start RECORDS FOR THIS EXERCISE

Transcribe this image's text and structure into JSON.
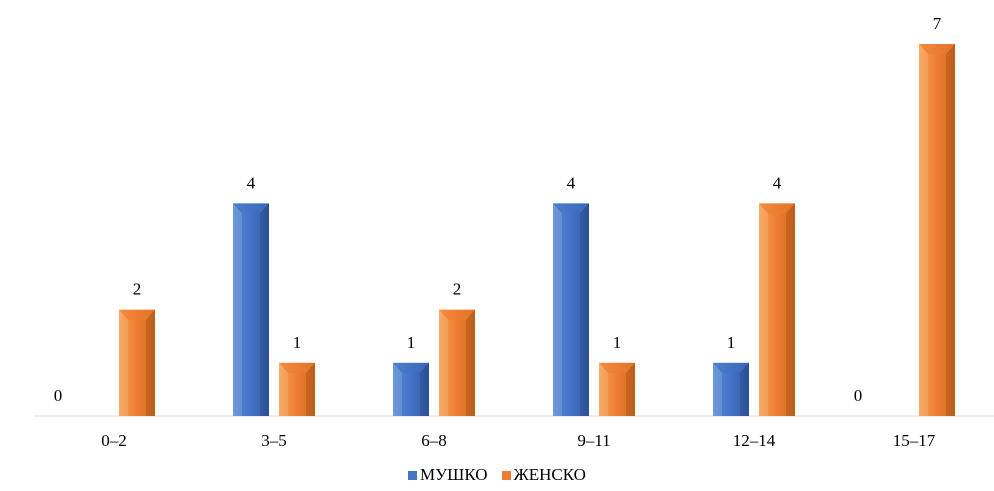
{
  "chart_data": {
    "type": "bar",
    "categories": [
      "0–2",
      "3–5",
      "6–8",
      "9–11",
      "12–14",
      "15–17"
    ],
    "series": [
      {
        "name": "МУШКО",
        "values": [
          0,
          4,
          1,
          4,
          1,
          0
        ],
        "color": "#4472c4"
      },
      {
        "name": "ЖЕНСКО",
        "values": [
          2,
          1,
          2,
          1,
          4,
          7
        ],
        "color": "#ed7d31"
      }
    ],
    "ylim": [
      0,
      7
    ],
    "data_labels": true,
    "grid": false,
    "legend": "bottom"
  }
}
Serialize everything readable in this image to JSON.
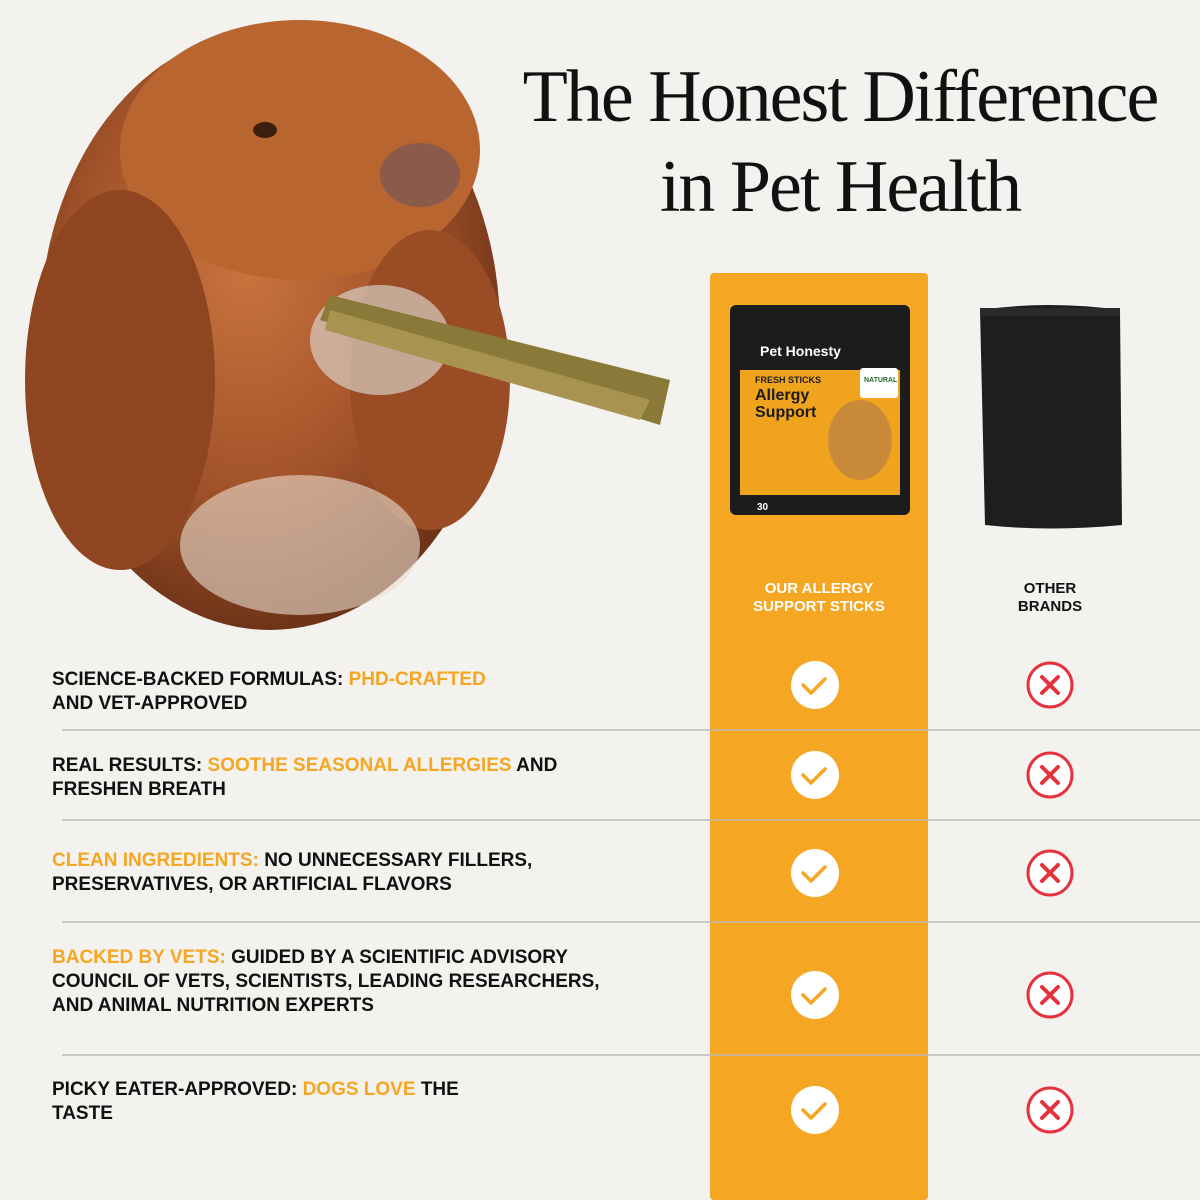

end RECORDS FOR THIS EXERCISE

EXERCISE TASK: Leave out all pictures, then copy the remaining material exactly.

RESULT:
Transcribe this image's text and structure into JSON.
{
  "chart_data": {
    "type": "bar",
    "categories": [
      "0–2",
      "3–5",
      "6–8",
      "9–11",
      "12–14",
      "15–17"
    ],
    "series": [
      {
        "name": "МУШКО",
        "values": [
          0,
          4,
          1,
          4,
          1,
          0
        ],
        "color": "#4472c4"
      },
      {
        "name": "ЖЕНСКО",
        "values": [
          2,
          1,
          2,
          1,
          4,
          7
        ],
        "color": "#ed7d31"
      }
    ],
    "ylim": [
      0,
      7
    ],
    "data_labels": true,
    "grid": false,
    "legend": "bottom"
  }
}
Serialize everything readable in this image to JSON.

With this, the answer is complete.